SELECTED EXCERPT →

/---

Introduction to Macroeconomics

Analysis of the aggregate economy: national income, inflation, business fluctuations, unemployment, monetary system, federal budget, international trade and finance. Prerequisite: ECON 200; recommended: MATH 111. Offered: AWSpS.

Class description

•Measuring aggregate economic variables: GDP and prices •Productivity and long run growth •Saving, investment, and the financial System •Unemployment and its Natural Rate •Money, the fractional reserve banking system, the role of central bank and the conduct of monetary policy •Aggregate demand and aggregate supply analysis and analysis of short term economic fluctuations •Monetary policy (analysis of demand for money and the transmission of monetary policy to changes in the real sector) •Fiscal policy, the Keynesian expenditure and tax multipliers and discussion of government deficits and national debt •Open economy macroeconomics (trade balance and exchange rates)

Student learning goals

Understand and be able to use macroeconomic terminology

Learn how the macroeconomic variables are related

Learn to read and interpret the empirical information in macroeconomic data, graphical displays, and tables

Recognize differences between short- and long-term horizons in the economy, for example, analyze sources of long-term economic growth and causes of short-term economic fluctuations

Analyze the sources of long-term prosperity and the contributing factors to long term economic growth

Analyze the causes of short-term economic fluctuations (business cycles) and the mechanism of “fixing” the economy to restore full employment (low unemployment) and low inflation

General method of instruction

Recommended preparation

Econ 200

Class assignments and grading

In order to meet the Economics department requirements, the median grade for this class will be set between 2.8 and 3.1. Grades will be curved.


The information above is intended to be helpful in choosing courses. Because the instructor may further develop his/her plans for this course, its characteristics are subject to change without notice. In most cases, the official course syllabus will be distributed on the first day of class.

\---

(Stored dataset items)
/---

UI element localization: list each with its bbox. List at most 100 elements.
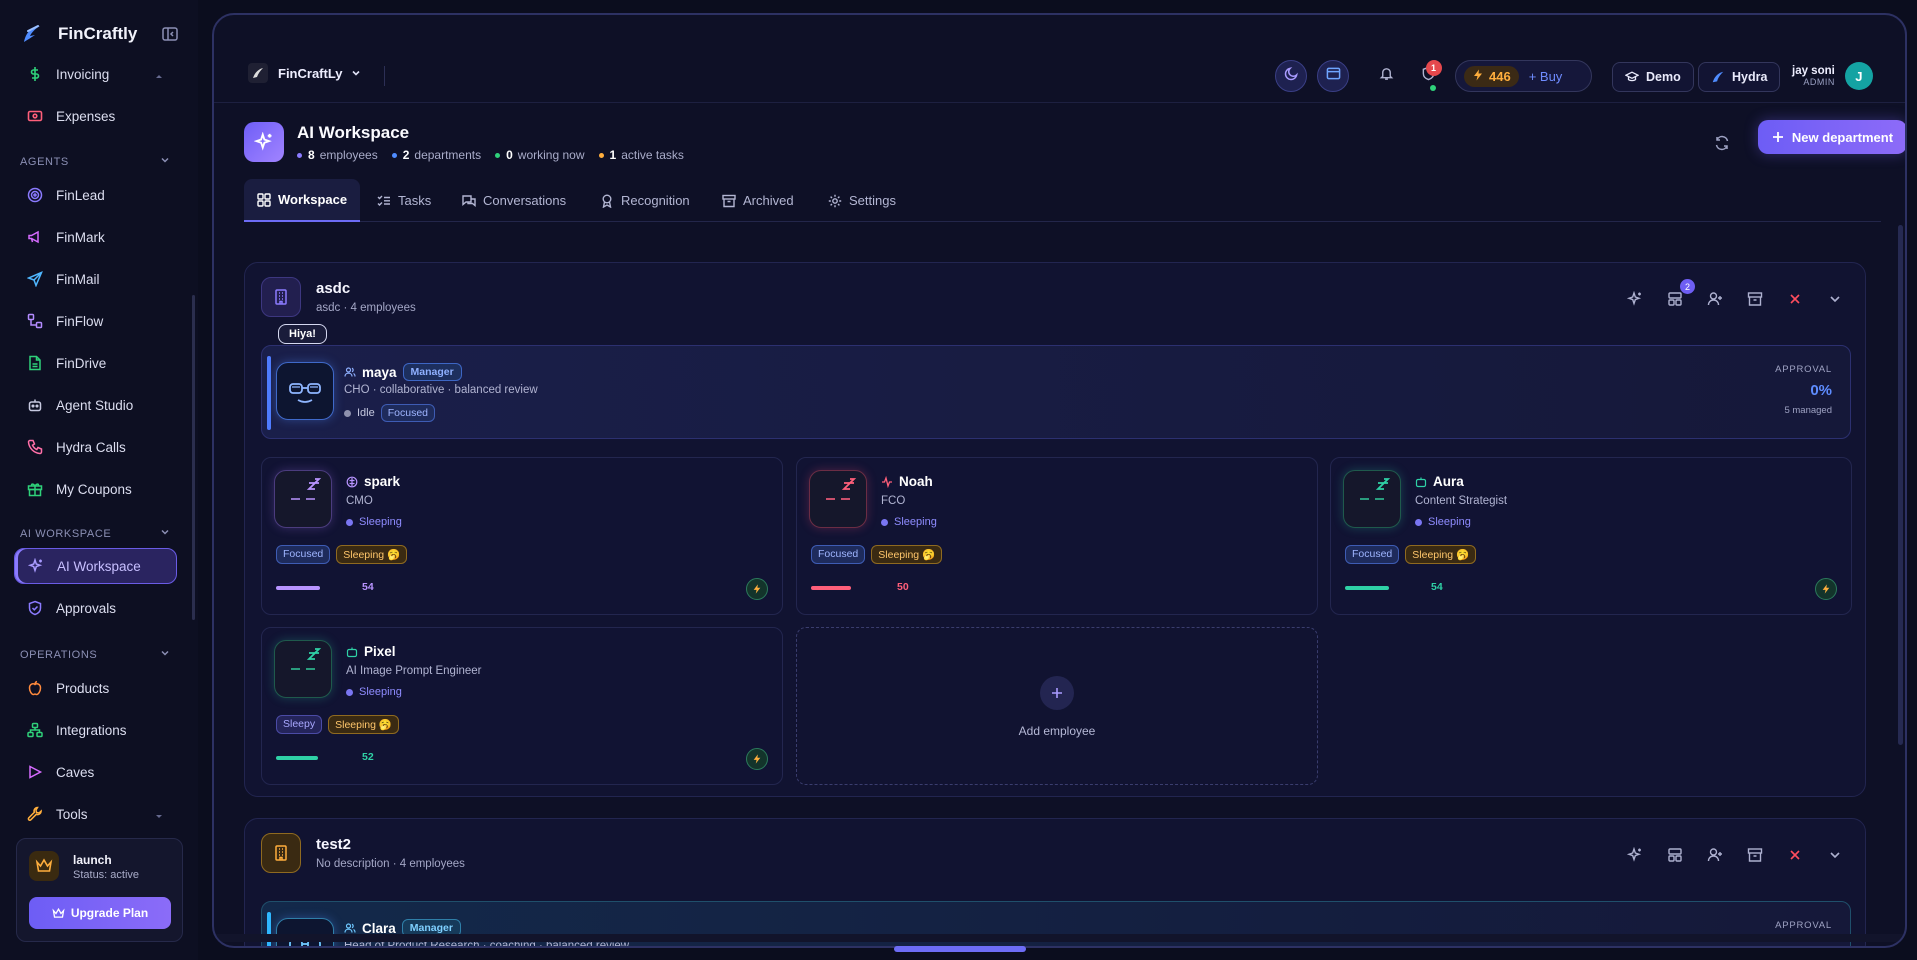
sidebar-item-agent-studio[interactable]: Agent Studio — [14, 387, 177, 423]
sidebar-item-caves[interactable]: Caves — [14, 754, 177, 790]
demo-label: Demo — [1646, 70, 1681, 84]
sparkles-icon[interactable] — [1625, 289, 1645, 309]
sidebar-item-expenses[interactable]: Expenses — [14, 98, 177, 134]
security-alerts-button[interactable]: 1 — [1416, 60, 1442, 92]
sidebar-item-finlead[interactable]: FinLead — [14, 177, 177, 213]
section-agents[interactable]: AGENTS — [20, 155, 170, 168]
tab-workspace[interactable]: Workspace — [244, 179, 361, 222]
chevron-up-icon[interactable] — [155, 68, 163, 83]
sidebar-item-hydra-calls[interactable]: Hydra Calls — [14, 429, 177, 465]
tab-conversations[interactable]: Conversations — [462, 179, 566, 222]
sidebar-collapse-icon[interactable] — [161, 25, 179, 43]
user-menu[interactable]: jay soni ADMIN J — [1792, 62, 1873, 90]
chevron-down-icon[interactable] — [1825, 845, 1845, 865]
shield-icon: 1 — [1421, 60, 1442, 91]
sparkles-icon[interactable] — [1625, 845, 1645, 865]
page-title: AI Workspace — [297, 123, 410, 142]
layout-icon[interactable]: 2 — [1665, 279, 1695, 309]
sidebar-item-label: FinDrive — [56, 355, 107, 371]
user-role: ADMIN — [1803, 77, 1835, 87]
stat-working-now: 0 working now — [495, 148, 585, 162]
employee-tags: Sleepy Sleeping 🥱 — [276, 715, 399, 734]
content-scrollbar[interactable] — [1898, 225, 1903, 745]
upgrade-plan-button[interactable]: Upgrade Plan — [29, 897, 171, 929]
lightning-icon[interactable] — [746, 748, 768, 770]
energy-bar — [1345, 586, 1389, 590]
theme-toggle-button[interactable] — [1275, 60, 1307, 92]
tab-archived[interactable]: Archived — [722, 179, 794, 222]
archive-icon[interactable] — [1745, 845, 1765, 865]
close-icon[interactable] — [1785, 845, 1805, 865]
lightning-icon[interactable] — [1815, 578, 1837, 600]
sidebar-scrollbar[interactable] — [192, 295, 195, 620]
employee-name-row: spark — [346, 474, 400, 489]
user-name: jay soni — [1792, 65, 1835, 77]
tab-tasks[interactable]: Tasks — [377, 179, 431, 222]
hydra-button[interactable]: Hydra — [1698, 62, 1781, 92]
graduation-cap-icon — [1625, 70, 1639, 84]
stat-dot — [495, 152, 501, 158]
archive-icon[interactable] — [1745, 289, 1765, 309]
tab-settings[interactable]: Settings — [828, 179, 896, 222]
section-operations[interactable]: OPERATIONS — [20, 648, 170, 661]
bot-icon — [1415, 476, 1427, 488]
manager-name: maya — [362, 364, 397, 380]
lightning-icon[interactable] — [746, 578, 768, 600]
employee-name: Noah — [899, 474, 933, 489]
employee-card-aura[interactable]: Aura Content Strategist Sleeping Focused… — [1330, 457, 1852, 615]
hydra-label: Hydra — [1732, 70, 1768, 84]
refresh-icon[interactable] — [1714, 135, 1730, 156]
sidebar-item-integrations[interactable]: Integrations — [14, 712, 177, 748]
demo-button[interactable]: Demo — [1612, 62, 1694, 92]
stat-value: 0 — [506, 148, 513, 162]
sidebar-item-my-coupons[interactable]: My Coupons — [14, 471, 177, 507]
user-plus-icon[interactable] — [1705, 289, 1725, 309]
sidebar-item-invoicing[interactable]: Invoicing — [14, 56, 177, 92]
departments-list: asdc asdc · 4 employees 2 Hiya! maya Man… — [244, 245, 1891, 946]
employee-name-row: Pixel — [346, 644, 396, 659]
close-icon[interactable] — [1785, 289, 1805, 309]
sidebar-item-approvals[interactable]: Approvals — [14, 590, 177, 626]
new-department-button[interactable]: New department — [1758, 120, 1905, 154]
layout-icon[interactable] — [1665, 845, 1685, 865]
sidebar-item-ai-workspace[interactable]: AI Workspace — [14, 548, 177, 584]
sidebar-item-tools[interactable]: Tools — [14, 796, 177, 832]
tab-label: Recognition — [621, 193, 690, 208]
chevron-down-icon[interactable] — [1825, 289, 1845, 309]
buy-credits-button[interactable]: + Buy — [1529, 69, 1563, 84]
stat-label: active tasks — [621, 148, 684, 162]
notifications-button[interactable] — [1374, 60, 1398, 92]
status-badge: Sleeping 🥱 — [871, 545, 943, 564]
workspace-switcher[interactable]: FinCraftLy — [248, 63, 361, 83]
chevron-down-icon[interactable] — [155, 809, 163, 824]
shield-check-icon — [26, 599, 44, 617]
manager-status: Idle Focused — [344, 404, 436, 422]
section-ai-workspace[interactable]: AI WORKSPACE — [20, 527, 170, 540]
avatar[interactable]: J — [1844, 62, 1873, 90]
employee-card-pixel[interactable]: Pixel AI Image Prompt Engineer Sleeping … — [261, 627, 783, 785]
sidebar-item-finmail[interactable]: FinMail — [14, 261, 177, 297]
sidebar-item-finmark[interactable]: FinMark — [14, 219, 177, 255]
horizontal-scrollbar[interactable] — [214, 934, 1904, 942]
user-plus-icon[interactable] — [1705, 845, 1725, 865]
add-employee-card[interactable]: Add employee — [796, 627, 1318, 785]
sidebar-item-findrive[interactable]: FinDrive — [14, 345, 177, 381]
manager-subtitle: CHO · collaborative · balanced review — [344, 384, 538, 396]
window-button[interactable] — [1317, 60, 1349, 92]
sidebar-item-products[interactable]: Products — [14, 670, 177, 706]
manager-card[interactable]: Hiya! maya Manager CHO · collaborative ·… — [261, 324, 1851, 439]
employee-card-spark[interactable]: spark CMO Sleeping Focused Sleeping 🥱 54 — [261, 457, 783, 615]
notification-badge: 1 — [1425, 60, 1442, 76]
sidebar-item-label: FinFlow — [56, 313, 104, 329]
status-badge: Sleeping 🥱 — [328, 715, 399, 734]
tab-recognition[interactable]: Recognition — [600, 179, 690, 222]
file-icon — [26, 354, 44, 372]
approval-summary: APPROVAL — [1775, 920, 1832, 931]
sidebar-item-finflow[interactable]: FinFlow — [14, 303, 177, 339]
users-icon — [344, 922, 356, 934]
brand[interactable]: FinCraftly — [20, 20, 137, 48]
users-icon — [344, 366, 356, 378]
chat-icon — [462, 194, 476, 208]
credits-pill[interactable]: 446 + Buy — [1455, 60, 1592, 92]
employee-card-noah[interactable]: Noah FCO Sleeping Focused Sleeping 🥱 50 — [796, 457, 1318, 615]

\---

BRIEF →
Reproduce the passage of the macroeconomics course description above, starting with "Analyze the sources" and going on through "will be curved.".

COMPLETE ANSWER →
Analyze the sources of long-term prosperity and the contributing factors to long term economic growth

Analyze the causes of short-term economic fluctuations (business cycles) and the mechanism of “fixing” the economy to restore full employment (low unemployment) and low inflation

General method of instruction

Recommended preparation

Econ 200

Class assignments and grading

In order to meet the Economics department requirements, the median grade for this class will be set between 2.8 and 3.1. Grades will be curved.